Aşağıdaki yazılı hafıza konulu metne göre yazılı hafızası olmayan kesimler geçen hafta olup bitenlere nasıl bakar?

**Verilen metin:**
========

"Yazılı hafıza" toplumlar için de, devletler için de,
şirketler için de vazgeçilmez önemdedir. Yazılı hafızası olmayan
kesimler geçen hafta olup bitenlere "uzak tarih"te olmuşlar
gibi bakarlar... Bunlar anlamsız ezberleri kuşaklar boyu
tekrarlarlar. Vizyonsuz siyasetçileri "lider" olarak
sunarlar.
Bırakalım 20'nci yüzyılda yaşadıklarımızı... Bir başbakanı idam
ettiğimizi, demokrasinin askeri darbelerle kesilmesini, sorunlara
çözüm üretmek yerine bunları "krizler stoku"na atmayı
alışkanlık haline getirdiğimizi falan bir yana
bırakalım... "geri kalmışlık" sanki kaderimiz gibi
algılanmıyor muydu? Şu 21'inci yüzyılda neler yaşamadık
ki...
Bunları da yaşadık
Bu yüzyılda bir cemaatin adliyede ve emniyette örgütlenip devlete
el koyma denemesine tanık olmadık mı? Cumhuriyetin ilk döneminde
yok sayılan "Kürt realitesi"ni "açılım süreci"ne taşıyan
siyasetin ve dolayısıyla devletin, içeriden ve dışarıdan nasıl
ihanete uğradıklarını görmedik mi? Seçilip TBMM'ye giren siyasi
partilerin Ankara yerine Kandil'e hizmet etmeyi yeğ tuttuklarınan
tanık olmadık mı?

========

**Ham veri:**
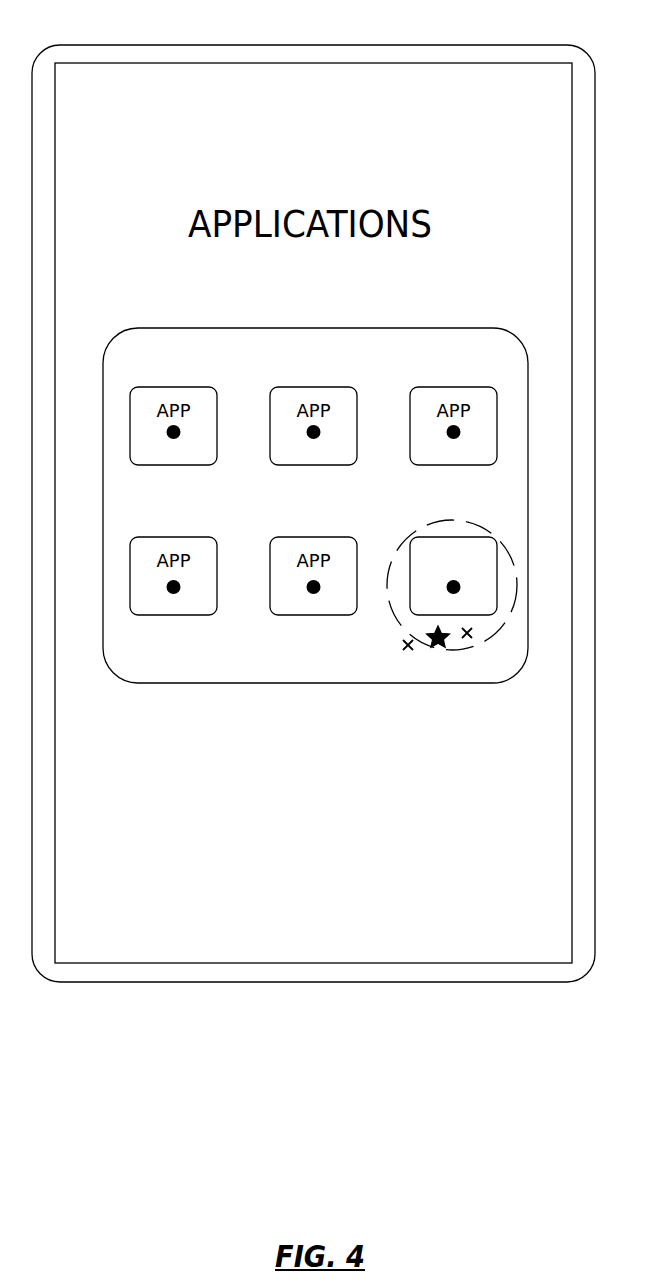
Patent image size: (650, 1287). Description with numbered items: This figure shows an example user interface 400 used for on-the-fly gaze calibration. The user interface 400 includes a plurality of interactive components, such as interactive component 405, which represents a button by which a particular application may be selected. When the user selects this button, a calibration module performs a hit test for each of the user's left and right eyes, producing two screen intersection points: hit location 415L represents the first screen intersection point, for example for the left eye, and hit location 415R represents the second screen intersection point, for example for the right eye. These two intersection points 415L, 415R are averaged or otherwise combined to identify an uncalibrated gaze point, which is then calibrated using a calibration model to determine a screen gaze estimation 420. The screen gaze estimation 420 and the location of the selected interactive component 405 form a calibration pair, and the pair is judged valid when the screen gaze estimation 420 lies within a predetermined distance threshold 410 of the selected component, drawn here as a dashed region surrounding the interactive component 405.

========

**Yanıt:**
Geçen hafta olup bitenlere "uzak tarih"te olmuşlar gibi bakarlar.